-- START --

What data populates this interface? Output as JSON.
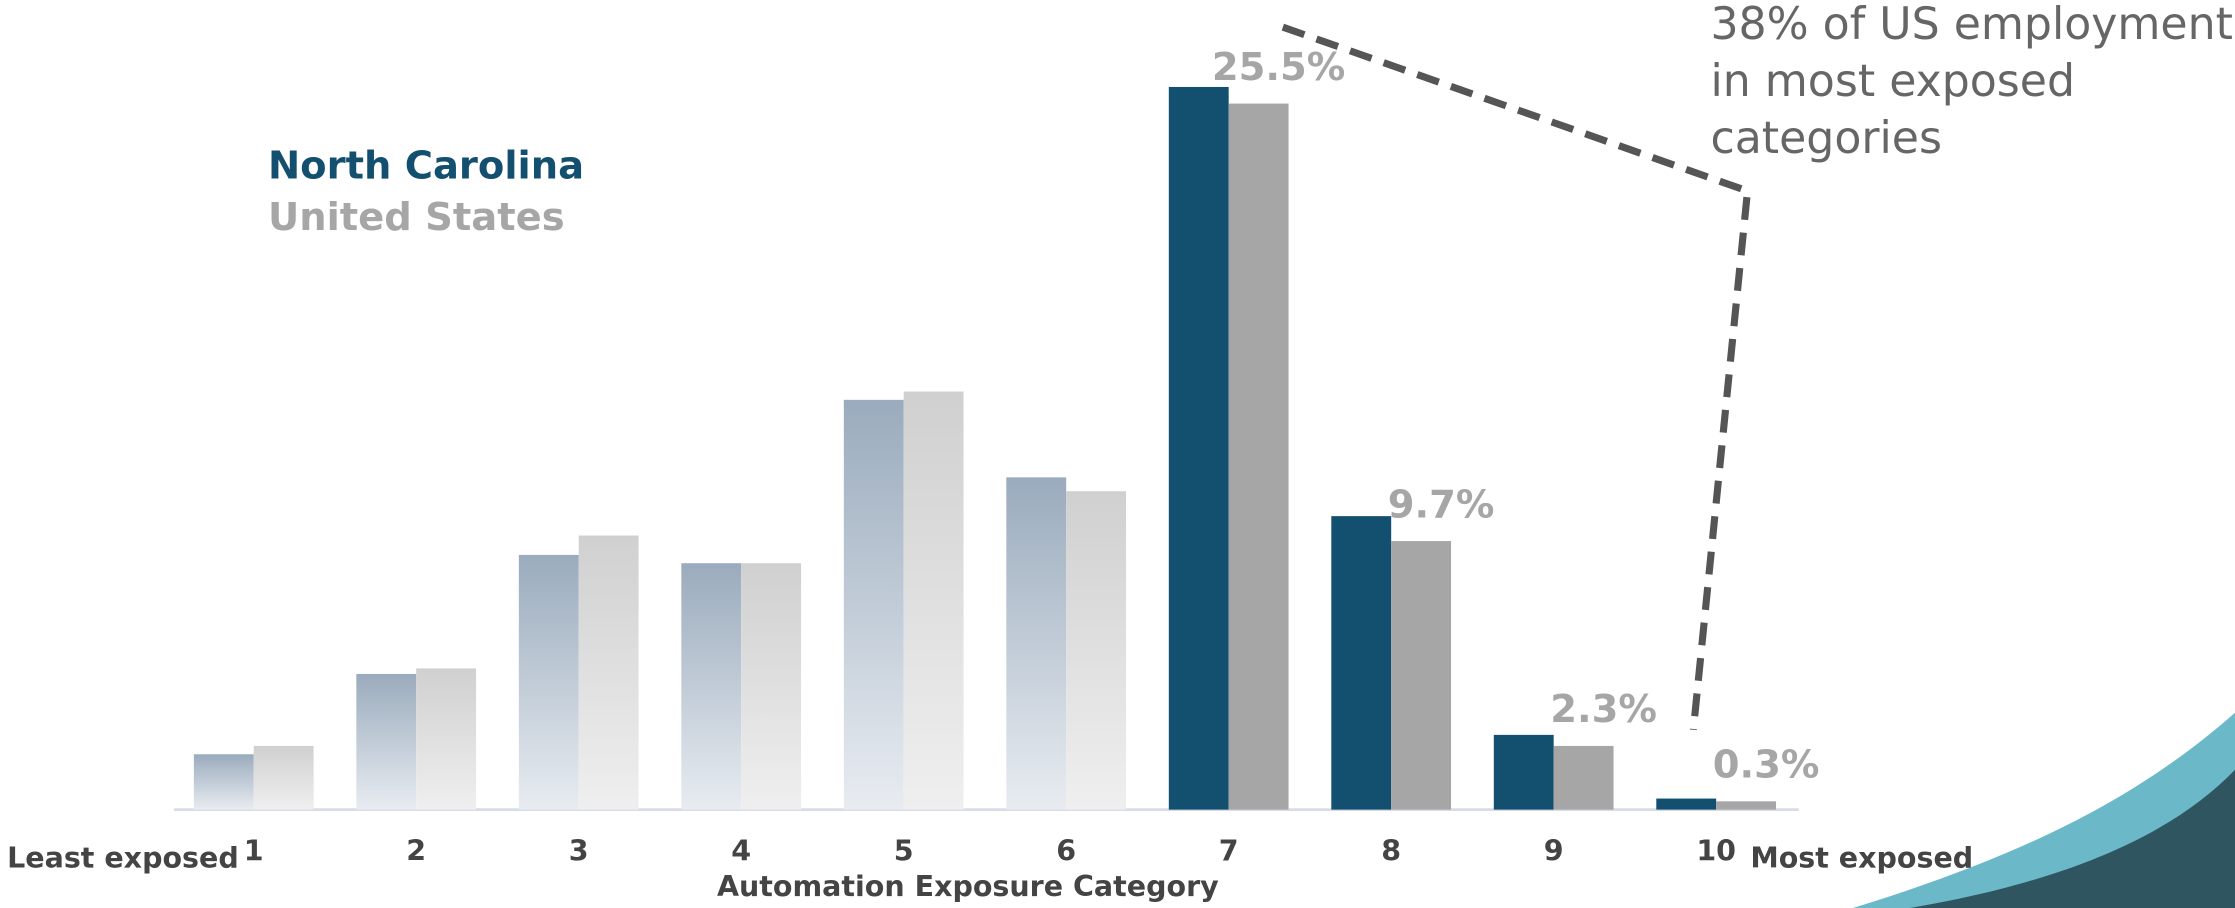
{
  "chart_data": {
    "type": "bar",
    "categories": [
      "1",
      "2",
      "3",
      "4",
      "5",
      "6",
      "7",
      "8",
      "9",
      "10"
    ],
    "x_label": "Automation Exposure Category",
    "left_label": "Least exposed",
    "right_label": "Most exposed",
    "annotation": [
      "38% of US employment",
      "in most exposed",
      "categories"
    ],
    "series": [
      {
        "name": "North Carolina",
        "color": "#134f6f",
        "values": [
          2.0,
          4.9,
          9.2,
          8.9,
          14.8,
          12.0,
          26.1,
          10.6,
          2.7,
          0.4
        ],
        "colors": [
          "#9aabbd",
          "#9aabbd",
          "#9aabbd",
          "#9aabbd",
          "#9aabbd",
          "#9aabbd",
          "#134f6f",
          "#134f6f",
          "#134f6f",
          "#134f6f"
        ],
        "bottom_colors": [
          "#e8ecf1",
          "#e8ecf1",
          "#e8ecf1",
          "#e8ecf1",
          "#e8ecf1",
          "#e8ecf1",
          "#134f6f",
          "#134f6f",
          "#134f6f",
          "#134f6f"
        ]
      },
      {
        "name": "United States",
        "color": "#a6a6a6",
        "values": [
          2.3,
          5.1,
          9.9,
          8.9,
          15.1,
          11.5,
          25.5,
          9.7,
          2.3,
          0.3
        ],
        "value_labels": [
          null,
          null,
          null,
          null,
          null,
          null,
          "25.5%",
          "9.7%",
          "2.3%",
          "0.3%"
        ],
        "colors": [
          "#d0d0d0",
          "#d0d0d0",
          "#d0d0d0",
          "#d0d0d0",
          "#d0d0d0",
          "#d0d0d0",
          "#a6a6a6",
          "#a6a6a6",
          "#a6a6a6",
          "#a6a6a6"
        ],
        "bottom_colors": [
          "#efefef",
          "#efefef",
          "#efefef",
          "#efefef",
          "#efefef",
          "#efefef",
          "#a6a6a6",
          "#a6a6a6",
          "#a6a6a6",
          "#a6a6a6"
        ]
      }
    ]
  }
}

-- END --

▶ WHAT YOU WILL DO
Reproduce the entries above exactly. Do not include the images.

▶ SOLUTION BELOW
What data populates this interface? Output as JSON.
{
  "chart_data": {
    "type": "bar",
    "categories": [
      "1",
      "2",
      "3",
      "4",
      "5",
      "6",
      "7",
      "8",
      "9",
      "10"
    ],
    "x_label": "Automation Exposure Category",
    "left_label": "Least exposed",
    "right_label": "Most exposed",
    "annotation": [
      "38% of US employment",
      "in most exposed",
      "categories"
    ],
    "series": [
      {
        "name": "North Carolina",
        "color": "#134f6f",
        "values": [
          2.0,
          4.9,
          9.2,
          8.9,
          14.8,
          12.0,
          26.1,
          10.6,
          2.7,
          0.4
        ],
        "colors": [
          "#9aabbd",
          "#9aabbd",
          "#9aabbd",
          "#9aabbd",
          "#9aabbd",
          "#9aabbd",
          "#134f6f",
          "#134f6f",
          "#134f6f",
          "#134f6f"
        ],
        "bottom_colors": [
          "#e8ecf1",
          "#e8ecf1",
          "#e8ecf1",
          "#e8ecf1",
          "#e8ecf1",
          "#e8ecf1",
          "#134f6f",
          "#134f6f",
          "#134f6f",
          "#134f6f"
        ]
      },
      {
        "name": "United States",
        "color": "#a6a6a6",
        "values": [
          2.3,
          5.1,
          9.9,
          8.9,
          15.1,
          11.5,
          25.5,
          9.7,
          2.3,
          0.3
        ],
        "value_labels": [
          null,
          null,
          null,
          null,
          null,
          null,
          "25.5%",
          "9.7%",
          "2.3%",
          "0.3%"
        ],
        "colors": [
          "#d0d0d0",
          "#d0d0d0",
          "#d0d0d0",
          "#d0d0d0",
          "#d0d0d0",
          "#d0d0d0",
          "#a6a6a6",
          "#a6a6a6",
          "#a6a6a6",
          "#a6a6a6"
        ],
        "bottom_colors": [
          "#efefef",
          "#efefef",
          "#efefef",
          "#efefef",
          "#efefef",
          "#efefef",
          "#a6a6a6",
          "#a6a6a6",
          "#a6a6a6",
          "#a6a6a6"
        ]
      }
    ]
  }
}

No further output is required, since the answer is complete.